Vorliegender Text.
--*--
Es habe sich nur um Einzelfälle gehandelt. Dies erklärte Apple der EU-Kommission, nachdem in der Europäischen Union ein iPod und ein iPhone expoldiert waren. Die Kommission hatte Apple um eine Stellungnahme gebeten, sagte Helen Kearns, Sprecherin der Kommission, laut einem Bericht der Nachrichtenagentur AFP.
Apple hat immer wieder Probleme mit Akkus, die zu heiß werden und dann Funken sprühen oder sogar explodieren. So untersuchte das Handels- und Wirtschaftsministerium Japans im Frühjahr letzten Jahres mehrere Fälle. Apple gab einem Zulieferer in China die Schuld.
Geld nur gegen Unterschrift
Immer wieder macht Apple auch äußere Umstände verantwortlich für zu heiße Akkus - wenn die Geräte in falschen Schutzhüllen stecken oder der Sonne zu sehr ausgesetzt sind. Wer das iPhone im Auto als Navigationsgerät nutzen will, hat aber oft keine andere Wahl.
Vor wenigen Tagen erst berichtete Times Online, dass Apple den Kaufpreis eines verkokelten iPod touch nur dann ersetzen wollte, wenn der Käufer eine Verpflichtung unterschrieb, nie über diesen Fall zu sprechen. Er unterschrieb nicht, sondern wandte sich an die Presse.
--*--
Einträge aus einer Sammlung
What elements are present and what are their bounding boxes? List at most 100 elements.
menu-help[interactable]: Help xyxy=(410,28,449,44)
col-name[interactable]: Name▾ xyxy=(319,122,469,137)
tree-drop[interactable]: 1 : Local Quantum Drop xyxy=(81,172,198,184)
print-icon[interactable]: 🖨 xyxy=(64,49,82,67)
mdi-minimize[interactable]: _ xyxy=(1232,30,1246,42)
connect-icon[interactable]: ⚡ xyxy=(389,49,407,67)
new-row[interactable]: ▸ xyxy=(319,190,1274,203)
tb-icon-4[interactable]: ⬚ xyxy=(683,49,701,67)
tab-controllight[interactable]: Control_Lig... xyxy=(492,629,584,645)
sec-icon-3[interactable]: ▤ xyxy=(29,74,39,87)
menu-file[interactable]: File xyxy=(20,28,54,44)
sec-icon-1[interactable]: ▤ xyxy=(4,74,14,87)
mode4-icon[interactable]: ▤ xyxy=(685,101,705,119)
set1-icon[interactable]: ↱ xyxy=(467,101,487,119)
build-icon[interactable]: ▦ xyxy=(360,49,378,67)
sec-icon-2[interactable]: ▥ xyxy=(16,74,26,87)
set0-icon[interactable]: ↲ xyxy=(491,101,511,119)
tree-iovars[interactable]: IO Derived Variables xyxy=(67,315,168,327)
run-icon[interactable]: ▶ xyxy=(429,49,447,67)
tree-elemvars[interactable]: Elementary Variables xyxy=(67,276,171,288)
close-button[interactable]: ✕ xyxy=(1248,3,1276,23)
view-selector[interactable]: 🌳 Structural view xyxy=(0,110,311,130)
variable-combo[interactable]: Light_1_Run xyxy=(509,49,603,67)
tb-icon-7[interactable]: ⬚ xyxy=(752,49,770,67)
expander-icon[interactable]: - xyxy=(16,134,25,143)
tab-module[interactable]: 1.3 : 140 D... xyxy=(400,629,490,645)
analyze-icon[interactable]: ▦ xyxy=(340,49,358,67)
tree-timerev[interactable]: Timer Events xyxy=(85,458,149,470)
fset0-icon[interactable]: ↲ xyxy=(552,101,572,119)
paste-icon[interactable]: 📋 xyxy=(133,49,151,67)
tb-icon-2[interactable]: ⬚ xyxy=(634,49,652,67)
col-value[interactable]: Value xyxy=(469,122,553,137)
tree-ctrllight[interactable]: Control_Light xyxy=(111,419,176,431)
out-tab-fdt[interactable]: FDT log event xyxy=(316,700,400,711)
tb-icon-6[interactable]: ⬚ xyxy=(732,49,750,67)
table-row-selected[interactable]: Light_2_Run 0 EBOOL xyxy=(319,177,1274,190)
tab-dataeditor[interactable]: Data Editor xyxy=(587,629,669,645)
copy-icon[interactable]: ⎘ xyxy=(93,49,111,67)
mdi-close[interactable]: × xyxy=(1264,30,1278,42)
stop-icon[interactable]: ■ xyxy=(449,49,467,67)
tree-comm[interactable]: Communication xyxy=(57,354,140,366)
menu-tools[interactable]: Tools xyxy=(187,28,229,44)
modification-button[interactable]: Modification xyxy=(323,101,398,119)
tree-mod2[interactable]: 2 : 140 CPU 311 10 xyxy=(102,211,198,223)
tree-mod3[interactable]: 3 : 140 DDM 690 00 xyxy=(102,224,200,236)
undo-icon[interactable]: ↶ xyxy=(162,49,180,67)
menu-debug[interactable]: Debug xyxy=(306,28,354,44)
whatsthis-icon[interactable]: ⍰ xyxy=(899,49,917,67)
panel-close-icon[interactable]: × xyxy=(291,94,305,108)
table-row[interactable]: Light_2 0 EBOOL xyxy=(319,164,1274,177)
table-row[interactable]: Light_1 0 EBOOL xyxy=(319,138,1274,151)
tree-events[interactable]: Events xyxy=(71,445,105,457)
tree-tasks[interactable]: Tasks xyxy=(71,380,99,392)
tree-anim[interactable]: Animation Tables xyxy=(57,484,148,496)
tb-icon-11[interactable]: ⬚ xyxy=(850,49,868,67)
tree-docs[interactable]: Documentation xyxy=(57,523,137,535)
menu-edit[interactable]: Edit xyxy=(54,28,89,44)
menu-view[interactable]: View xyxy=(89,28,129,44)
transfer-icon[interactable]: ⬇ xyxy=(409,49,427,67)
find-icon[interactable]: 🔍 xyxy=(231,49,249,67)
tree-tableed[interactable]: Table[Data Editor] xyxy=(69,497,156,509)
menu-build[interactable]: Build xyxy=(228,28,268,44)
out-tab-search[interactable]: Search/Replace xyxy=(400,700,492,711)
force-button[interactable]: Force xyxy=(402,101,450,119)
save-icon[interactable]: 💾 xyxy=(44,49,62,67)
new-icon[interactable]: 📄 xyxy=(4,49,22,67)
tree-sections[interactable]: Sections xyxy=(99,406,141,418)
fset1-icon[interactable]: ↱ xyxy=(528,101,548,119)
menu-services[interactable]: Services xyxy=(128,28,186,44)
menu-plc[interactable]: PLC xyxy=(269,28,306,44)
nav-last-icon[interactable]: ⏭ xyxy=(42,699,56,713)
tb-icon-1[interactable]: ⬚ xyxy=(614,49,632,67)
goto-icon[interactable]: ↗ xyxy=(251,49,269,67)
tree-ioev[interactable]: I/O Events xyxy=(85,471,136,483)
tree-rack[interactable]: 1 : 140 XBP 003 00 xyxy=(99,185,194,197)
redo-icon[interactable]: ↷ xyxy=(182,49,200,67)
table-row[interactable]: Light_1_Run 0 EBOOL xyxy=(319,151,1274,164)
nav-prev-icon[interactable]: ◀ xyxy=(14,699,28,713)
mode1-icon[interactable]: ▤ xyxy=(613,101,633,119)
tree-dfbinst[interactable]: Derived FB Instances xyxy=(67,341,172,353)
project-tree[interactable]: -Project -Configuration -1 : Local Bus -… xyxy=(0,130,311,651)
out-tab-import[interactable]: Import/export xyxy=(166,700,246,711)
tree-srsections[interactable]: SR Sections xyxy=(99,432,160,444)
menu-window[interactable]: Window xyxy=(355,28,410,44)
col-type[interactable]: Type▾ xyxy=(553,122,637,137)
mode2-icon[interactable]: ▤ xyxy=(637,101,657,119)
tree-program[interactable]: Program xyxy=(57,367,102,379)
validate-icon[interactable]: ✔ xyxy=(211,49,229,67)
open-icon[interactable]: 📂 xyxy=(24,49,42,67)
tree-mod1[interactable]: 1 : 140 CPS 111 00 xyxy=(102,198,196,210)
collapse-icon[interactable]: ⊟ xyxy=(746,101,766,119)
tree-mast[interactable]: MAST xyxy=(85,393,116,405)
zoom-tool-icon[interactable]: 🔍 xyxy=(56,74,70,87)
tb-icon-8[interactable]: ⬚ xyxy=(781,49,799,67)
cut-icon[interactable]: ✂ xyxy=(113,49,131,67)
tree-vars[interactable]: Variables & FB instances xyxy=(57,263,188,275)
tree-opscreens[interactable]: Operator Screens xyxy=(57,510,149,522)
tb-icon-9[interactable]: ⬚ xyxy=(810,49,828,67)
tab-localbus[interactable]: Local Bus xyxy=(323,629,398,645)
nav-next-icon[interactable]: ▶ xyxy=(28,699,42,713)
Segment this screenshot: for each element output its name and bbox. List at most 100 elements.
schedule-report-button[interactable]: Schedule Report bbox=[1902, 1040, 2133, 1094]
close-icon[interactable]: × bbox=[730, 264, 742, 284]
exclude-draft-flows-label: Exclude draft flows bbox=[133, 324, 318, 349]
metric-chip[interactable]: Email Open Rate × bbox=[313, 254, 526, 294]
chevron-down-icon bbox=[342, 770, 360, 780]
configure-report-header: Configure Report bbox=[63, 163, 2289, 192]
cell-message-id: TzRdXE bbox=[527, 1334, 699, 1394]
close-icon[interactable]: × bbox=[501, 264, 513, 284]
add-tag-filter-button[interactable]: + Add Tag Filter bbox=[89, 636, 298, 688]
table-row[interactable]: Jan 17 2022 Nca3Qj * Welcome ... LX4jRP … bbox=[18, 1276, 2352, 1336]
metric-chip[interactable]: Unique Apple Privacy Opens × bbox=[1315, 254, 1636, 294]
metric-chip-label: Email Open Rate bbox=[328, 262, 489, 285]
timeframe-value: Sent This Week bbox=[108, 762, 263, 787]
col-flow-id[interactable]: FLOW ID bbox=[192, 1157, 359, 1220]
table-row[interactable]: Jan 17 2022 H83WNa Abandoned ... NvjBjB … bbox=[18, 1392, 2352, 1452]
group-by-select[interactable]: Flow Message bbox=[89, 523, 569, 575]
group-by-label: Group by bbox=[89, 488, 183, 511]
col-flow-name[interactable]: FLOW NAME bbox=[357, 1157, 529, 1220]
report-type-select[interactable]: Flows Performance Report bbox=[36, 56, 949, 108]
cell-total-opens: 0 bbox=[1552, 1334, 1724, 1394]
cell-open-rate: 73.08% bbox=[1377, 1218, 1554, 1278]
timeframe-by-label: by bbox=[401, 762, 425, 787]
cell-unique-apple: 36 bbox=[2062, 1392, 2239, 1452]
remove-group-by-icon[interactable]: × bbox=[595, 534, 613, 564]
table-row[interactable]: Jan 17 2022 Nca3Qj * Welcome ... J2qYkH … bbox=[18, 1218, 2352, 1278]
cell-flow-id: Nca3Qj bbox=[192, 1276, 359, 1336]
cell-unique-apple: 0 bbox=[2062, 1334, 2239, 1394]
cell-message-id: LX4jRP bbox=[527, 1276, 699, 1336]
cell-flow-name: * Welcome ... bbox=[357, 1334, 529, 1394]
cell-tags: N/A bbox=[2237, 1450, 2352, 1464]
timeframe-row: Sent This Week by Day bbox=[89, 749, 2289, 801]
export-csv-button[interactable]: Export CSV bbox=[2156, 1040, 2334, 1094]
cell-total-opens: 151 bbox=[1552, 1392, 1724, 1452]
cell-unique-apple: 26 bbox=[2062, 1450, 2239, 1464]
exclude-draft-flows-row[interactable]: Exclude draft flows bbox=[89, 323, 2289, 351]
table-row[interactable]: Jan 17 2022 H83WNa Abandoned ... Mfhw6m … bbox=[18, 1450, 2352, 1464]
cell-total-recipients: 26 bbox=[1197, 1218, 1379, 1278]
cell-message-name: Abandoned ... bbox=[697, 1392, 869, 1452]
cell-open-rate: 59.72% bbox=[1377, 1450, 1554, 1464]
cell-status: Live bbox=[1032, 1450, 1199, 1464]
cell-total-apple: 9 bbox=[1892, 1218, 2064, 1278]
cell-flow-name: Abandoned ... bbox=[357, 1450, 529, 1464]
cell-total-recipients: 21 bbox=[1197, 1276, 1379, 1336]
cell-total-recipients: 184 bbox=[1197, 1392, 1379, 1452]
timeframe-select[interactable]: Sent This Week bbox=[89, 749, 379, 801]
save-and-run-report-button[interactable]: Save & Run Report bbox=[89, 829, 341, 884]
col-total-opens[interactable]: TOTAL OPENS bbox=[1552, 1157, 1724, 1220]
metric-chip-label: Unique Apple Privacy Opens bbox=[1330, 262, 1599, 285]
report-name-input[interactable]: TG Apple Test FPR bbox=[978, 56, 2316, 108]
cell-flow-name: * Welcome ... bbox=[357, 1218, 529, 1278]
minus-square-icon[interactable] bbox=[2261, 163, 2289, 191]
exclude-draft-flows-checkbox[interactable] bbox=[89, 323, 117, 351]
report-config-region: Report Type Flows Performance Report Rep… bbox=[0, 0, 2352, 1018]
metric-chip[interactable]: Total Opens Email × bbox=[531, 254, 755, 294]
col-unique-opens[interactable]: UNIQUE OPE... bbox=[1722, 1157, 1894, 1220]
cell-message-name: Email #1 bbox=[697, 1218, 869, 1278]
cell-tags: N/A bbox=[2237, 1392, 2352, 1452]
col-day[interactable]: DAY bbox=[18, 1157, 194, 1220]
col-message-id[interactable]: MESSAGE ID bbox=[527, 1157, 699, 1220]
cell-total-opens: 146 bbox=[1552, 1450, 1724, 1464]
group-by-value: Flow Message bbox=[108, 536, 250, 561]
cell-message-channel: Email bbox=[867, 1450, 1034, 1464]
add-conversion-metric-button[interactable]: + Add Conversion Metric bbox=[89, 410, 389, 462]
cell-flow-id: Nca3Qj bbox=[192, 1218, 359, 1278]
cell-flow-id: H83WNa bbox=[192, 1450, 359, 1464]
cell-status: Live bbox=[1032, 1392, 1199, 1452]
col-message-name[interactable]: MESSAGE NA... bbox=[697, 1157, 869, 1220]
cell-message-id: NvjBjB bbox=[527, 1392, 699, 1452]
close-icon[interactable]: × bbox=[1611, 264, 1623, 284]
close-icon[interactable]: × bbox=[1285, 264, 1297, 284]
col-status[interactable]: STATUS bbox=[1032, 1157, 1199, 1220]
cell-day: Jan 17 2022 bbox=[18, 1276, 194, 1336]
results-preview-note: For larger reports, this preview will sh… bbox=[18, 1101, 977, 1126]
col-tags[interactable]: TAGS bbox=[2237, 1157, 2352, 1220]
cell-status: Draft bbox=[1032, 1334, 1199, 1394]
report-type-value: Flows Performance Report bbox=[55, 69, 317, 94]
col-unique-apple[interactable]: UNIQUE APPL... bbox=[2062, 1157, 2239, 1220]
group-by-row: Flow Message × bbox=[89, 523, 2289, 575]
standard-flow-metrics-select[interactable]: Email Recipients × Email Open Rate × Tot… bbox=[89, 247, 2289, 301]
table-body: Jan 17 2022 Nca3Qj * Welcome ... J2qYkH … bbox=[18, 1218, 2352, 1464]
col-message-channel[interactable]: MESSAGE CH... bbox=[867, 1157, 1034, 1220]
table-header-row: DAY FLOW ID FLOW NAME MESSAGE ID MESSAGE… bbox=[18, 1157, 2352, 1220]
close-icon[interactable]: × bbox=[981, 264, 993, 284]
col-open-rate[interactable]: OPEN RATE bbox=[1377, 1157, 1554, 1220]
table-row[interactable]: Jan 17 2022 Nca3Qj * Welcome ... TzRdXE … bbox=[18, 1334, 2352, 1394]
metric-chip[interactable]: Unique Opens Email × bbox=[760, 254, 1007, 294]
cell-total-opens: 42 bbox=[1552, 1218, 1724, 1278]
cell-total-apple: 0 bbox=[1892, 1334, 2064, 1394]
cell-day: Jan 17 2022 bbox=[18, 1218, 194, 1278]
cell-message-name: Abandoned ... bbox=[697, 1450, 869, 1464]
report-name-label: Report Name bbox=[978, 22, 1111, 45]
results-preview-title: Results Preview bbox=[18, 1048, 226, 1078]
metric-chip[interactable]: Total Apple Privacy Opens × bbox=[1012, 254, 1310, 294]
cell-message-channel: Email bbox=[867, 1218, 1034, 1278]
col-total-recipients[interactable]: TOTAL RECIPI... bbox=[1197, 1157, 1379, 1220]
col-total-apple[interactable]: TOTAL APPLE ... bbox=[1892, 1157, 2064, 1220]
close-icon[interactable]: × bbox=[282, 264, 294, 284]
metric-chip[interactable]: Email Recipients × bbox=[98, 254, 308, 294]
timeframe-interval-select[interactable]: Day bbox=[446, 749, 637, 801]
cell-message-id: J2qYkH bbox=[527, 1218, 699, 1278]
--*--
Aufgabe. Wem gab Apple laut dem Text über explodierende Akkus die Schuld an den Fällen, die das Handels- und Wirtschaftsministerium Japans untersuchte?

Ergebnis. Einem Zulieferer in China.